- [Problem statement]
From the records, pick out and copy each line containing "affect".

- [Dataset extract]
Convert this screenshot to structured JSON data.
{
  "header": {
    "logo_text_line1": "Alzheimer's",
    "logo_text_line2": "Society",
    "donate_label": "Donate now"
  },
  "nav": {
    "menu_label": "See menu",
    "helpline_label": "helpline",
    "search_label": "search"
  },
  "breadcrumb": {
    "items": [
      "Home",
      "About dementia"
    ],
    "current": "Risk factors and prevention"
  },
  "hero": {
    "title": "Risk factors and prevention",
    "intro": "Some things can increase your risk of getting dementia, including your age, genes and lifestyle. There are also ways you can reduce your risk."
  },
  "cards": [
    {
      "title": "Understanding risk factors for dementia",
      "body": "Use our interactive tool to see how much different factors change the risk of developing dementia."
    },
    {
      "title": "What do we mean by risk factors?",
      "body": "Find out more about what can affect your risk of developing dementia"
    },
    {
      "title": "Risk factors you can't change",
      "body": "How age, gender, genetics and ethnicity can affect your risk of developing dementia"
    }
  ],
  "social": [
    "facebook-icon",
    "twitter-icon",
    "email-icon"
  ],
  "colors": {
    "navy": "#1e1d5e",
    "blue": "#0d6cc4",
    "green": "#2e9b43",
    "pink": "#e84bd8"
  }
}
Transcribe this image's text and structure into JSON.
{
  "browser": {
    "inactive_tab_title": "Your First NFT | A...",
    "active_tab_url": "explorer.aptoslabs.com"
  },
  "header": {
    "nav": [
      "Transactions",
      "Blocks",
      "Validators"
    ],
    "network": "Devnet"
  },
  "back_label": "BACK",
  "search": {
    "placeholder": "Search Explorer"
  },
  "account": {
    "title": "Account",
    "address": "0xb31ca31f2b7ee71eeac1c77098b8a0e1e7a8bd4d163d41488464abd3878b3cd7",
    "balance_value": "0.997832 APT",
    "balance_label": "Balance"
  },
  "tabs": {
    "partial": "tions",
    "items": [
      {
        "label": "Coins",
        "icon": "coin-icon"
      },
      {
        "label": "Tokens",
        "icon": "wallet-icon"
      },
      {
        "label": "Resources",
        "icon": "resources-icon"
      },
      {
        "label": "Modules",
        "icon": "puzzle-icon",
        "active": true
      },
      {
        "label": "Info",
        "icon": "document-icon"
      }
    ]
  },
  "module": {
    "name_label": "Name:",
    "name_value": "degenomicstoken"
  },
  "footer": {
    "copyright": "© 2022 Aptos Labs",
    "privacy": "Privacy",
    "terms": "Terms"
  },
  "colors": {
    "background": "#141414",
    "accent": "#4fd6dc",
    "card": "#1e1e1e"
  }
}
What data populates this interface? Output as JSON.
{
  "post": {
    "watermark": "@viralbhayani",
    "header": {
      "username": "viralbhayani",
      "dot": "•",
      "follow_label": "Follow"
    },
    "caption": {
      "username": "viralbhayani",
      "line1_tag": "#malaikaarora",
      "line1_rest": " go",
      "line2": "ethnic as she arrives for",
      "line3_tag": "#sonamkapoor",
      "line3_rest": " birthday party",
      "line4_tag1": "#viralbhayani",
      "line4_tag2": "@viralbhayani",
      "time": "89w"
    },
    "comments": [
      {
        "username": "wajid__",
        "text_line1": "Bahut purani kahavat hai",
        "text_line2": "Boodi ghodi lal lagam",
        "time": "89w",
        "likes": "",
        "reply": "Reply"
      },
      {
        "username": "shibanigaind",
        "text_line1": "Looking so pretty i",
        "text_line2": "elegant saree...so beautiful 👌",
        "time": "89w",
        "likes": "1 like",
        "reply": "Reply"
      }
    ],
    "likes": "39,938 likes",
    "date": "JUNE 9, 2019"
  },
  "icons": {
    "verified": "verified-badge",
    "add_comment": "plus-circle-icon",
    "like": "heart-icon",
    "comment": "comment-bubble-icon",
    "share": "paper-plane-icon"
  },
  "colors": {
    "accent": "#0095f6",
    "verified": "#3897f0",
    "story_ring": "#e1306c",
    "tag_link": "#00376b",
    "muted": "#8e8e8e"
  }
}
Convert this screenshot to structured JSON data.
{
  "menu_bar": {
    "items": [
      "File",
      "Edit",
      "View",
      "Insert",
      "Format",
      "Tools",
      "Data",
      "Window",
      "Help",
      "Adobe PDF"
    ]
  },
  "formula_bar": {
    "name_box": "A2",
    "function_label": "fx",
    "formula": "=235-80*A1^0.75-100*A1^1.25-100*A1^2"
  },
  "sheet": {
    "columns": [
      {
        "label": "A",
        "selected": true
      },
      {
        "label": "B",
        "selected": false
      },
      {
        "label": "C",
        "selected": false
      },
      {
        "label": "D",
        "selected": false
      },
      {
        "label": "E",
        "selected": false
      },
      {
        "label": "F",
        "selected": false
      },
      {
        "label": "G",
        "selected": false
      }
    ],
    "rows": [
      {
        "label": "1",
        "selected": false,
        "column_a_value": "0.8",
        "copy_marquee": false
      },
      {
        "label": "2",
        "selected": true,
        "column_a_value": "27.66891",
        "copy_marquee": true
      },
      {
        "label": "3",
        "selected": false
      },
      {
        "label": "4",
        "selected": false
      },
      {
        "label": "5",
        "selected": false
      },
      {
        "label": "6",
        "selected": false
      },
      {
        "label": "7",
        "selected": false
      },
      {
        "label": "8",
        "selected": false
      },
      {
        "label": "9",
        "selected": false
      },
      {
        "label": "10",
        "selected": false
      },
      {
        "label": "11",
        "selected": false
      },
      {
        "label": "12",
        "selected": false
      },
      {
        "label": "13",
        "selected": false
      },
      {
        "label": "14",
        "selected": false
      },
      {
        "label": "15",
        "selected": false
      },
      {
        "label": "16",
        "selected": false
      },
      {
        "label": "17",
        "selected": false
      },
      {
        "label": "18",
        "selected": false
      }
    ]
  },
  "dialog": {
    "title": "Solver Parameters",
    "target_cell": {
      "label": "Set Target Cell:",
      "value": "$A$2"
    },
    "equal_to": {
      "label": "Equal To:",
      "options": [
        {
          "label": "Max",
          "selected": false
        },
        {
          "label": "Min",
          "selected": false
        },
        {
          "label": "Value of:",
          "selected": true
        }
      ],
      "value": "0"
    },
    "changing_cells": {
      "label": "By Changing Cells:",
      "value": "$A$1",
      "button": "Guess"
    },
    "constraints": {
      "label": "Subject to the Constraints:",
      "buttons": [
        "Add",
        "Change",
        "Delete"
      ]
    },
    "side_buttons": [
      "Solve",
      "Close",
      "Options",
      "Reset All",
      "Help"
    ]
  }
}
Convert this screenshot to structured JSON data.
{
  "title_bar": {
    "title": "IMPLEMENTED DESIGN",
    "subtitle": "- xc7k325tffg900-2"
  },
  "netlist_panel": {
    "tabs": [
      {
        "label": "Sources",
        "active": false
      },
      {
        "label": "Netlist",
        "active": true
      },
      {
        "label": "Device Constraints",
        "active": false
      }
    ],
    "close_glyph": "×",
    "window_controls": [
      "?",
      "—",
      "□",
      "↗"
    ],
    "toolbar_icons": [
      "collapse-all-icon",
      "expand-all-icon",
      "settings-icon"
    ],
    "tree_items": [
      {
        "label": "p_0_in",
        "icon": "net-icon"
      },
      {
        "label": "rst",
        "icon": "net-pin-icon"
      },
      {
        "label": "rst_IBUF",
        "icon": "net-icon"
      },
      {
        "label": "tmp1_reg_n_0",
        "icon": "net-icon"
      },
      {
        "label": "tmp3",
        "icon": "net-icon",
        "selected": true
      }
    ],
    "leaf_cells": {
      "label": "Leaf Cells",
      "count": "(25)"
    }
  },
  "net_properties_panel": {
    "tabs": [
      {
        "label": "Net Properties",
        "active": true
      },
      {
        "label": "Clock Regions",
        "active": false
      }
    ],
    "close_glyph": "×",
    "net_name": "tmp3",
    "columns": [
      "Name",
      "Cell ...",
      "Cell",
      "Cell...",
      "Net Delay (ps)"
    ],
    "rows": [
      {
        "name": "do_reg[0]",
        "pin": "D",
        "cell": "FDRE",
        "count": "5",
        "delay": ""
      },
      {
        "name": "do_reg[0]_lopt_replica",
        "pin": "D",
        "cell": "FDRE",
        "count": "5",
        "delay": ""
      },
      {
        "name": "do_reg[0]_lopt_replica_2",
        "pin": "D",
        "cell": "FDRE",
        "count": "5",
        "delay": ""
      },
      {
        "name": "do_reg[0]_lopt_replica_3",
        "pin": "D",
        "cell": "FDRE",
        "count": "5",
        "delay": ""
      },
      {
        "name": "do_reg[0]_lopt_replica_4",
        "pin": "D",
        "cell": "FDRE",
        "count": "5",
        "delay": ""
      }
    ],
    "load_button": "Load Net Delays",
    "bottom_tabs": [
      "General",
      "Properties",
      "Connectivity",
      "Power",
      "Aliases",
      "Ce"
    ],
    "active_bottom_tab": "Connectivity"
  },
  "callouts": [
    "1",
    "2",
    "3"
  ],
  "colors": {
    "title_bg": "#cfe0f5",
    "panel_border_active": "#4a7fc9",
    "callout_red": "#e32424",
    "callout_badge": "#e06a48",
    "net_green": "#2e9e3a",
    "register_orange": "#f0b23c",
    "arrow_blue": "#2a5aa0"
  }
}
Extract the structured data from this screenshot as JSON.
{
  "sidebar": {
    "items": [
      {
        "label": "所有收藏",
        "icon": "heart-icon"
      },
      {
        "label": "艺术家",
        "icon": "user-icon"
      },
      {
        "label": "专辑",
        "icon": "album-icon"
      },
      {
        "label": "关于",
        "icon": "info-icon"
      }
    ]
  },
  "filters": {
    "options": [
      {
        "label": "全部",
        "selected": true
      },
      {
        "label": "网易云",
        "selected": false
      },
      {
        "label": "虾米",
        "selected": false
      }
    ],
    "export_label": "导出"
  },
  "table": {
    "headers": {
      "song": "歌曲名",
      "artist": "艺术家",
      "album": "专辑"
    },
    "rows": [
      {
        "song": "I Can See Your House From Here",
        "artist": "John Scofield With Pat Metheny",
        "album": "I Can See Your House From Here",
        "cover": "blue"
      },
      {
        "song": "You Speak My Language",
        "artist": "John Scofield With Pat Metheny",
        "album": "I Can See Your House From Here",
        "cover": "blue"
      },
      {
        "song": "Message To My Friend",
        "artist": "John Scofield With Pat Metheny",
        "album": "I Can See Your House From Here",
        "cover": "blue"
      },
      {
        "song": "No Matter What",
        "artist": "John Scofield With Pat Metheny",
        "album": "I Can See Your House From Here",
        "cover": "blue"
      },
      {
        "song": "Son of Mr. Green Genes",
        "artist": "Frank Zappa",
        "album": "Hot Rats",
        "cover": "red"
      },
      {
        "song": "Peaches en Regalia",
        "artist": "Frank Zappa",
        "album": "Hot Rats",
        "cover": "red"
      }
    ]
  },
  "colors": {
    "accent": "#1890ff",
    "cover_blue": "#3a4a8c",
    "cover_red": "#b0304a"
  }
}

- [Response area]
      "body": "Find out more about what can affect your risk of developing dementia"
      "body": "How age, gender, genetics and ethnicity can affect your risk of developing dementia"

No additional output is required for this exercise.